* [DATASET]:
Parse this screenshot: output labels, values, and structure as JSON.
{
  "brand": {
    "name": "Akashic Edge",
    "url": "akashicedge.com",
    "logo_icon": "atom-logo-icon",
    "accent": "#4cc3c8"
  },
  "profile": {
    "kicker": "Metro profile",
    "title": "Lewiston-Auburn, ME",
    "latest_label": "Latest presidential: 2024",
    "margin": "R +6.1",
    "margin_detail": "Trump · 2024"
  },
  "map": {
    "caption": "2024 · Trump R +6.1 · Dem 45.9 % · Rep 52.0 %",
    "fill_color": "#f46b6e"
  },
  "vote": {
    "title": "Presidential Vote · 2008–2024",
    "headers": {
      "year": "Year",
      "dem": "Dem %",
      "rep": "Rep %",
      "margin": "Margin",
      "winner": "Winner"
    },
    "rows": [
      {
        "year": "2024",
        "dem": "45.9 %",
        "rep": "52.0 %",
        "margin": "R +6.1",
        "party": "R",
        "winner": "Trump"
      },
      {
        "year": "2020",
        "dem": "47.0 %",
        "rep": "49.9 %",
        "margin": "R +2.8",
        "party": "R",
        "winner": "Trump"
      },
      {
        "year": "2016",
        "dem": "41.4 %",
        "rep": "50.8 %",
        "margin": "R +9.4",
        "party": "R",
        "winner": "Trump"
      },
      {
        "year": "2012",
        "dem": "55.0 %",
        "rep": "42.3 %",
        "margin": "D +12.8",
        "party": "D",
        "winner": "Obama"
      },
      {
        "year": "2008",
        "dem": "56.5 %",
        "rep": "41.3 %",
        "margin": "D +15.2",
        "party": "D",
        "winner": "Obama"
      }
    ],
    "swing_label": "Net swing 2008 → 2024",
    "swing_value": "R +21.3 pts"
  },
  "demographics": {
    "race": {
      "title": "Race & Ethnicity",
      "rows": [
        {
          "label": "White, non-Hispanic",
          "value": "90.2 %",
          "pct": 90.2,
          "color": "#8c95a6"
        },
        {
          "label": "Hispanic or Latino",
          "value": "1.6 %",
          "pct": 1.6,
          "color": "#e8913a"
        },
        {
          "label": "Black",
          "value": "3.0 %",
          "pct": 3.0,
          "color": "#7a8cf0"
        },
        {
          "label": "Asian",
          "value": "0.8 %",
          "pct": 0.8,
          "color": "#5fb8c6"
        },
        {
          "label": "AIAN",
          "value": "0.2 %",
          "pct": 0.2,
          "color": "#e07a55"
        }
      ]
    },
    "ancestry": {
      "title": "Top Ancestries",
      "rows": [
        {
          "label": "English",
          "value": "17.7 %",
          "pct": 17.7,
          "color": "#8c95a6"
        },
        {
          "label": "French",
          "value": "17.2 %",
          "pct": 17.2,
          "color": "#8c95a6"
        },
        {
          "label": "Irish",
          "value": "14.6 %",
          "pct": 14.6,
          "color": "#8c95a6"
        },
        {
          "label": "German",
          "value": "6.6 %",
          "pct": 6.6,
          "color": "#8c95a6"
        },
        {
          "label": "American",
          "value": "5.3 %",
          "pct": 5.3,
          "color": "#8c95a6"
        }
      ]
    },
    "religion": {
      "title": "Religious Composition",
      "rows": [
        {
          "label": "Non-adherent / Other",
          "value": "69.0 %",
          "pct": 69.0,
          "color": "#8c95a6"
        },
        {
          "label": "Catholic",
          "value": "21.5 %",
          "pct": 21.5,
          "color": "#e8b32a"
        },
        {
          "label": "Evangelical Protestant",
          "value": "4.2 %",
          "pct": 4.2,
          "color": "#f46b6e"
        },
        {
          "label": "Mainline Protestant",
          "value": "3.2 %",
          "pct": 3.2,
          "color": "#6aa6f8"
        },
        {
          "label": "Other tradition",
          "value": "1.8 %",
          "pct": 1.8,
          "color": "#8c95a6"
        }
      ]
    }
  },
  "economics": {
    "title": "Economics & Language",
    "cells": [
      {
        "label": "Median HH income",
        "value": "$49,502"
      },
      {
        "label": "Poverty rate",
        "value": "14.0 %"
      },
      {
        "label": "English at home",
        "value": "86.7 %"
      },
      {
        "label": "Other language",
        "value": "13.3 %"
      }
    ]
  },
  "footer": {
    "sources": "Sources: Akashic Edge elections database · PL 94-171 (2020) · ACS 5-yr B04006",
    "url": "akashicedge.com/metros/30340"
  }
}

* [WRITTEN TASK]:
State the number of lines in the records that include "Protestant", and write nothing else.

* [ANSWER FOR THE TASK]:
2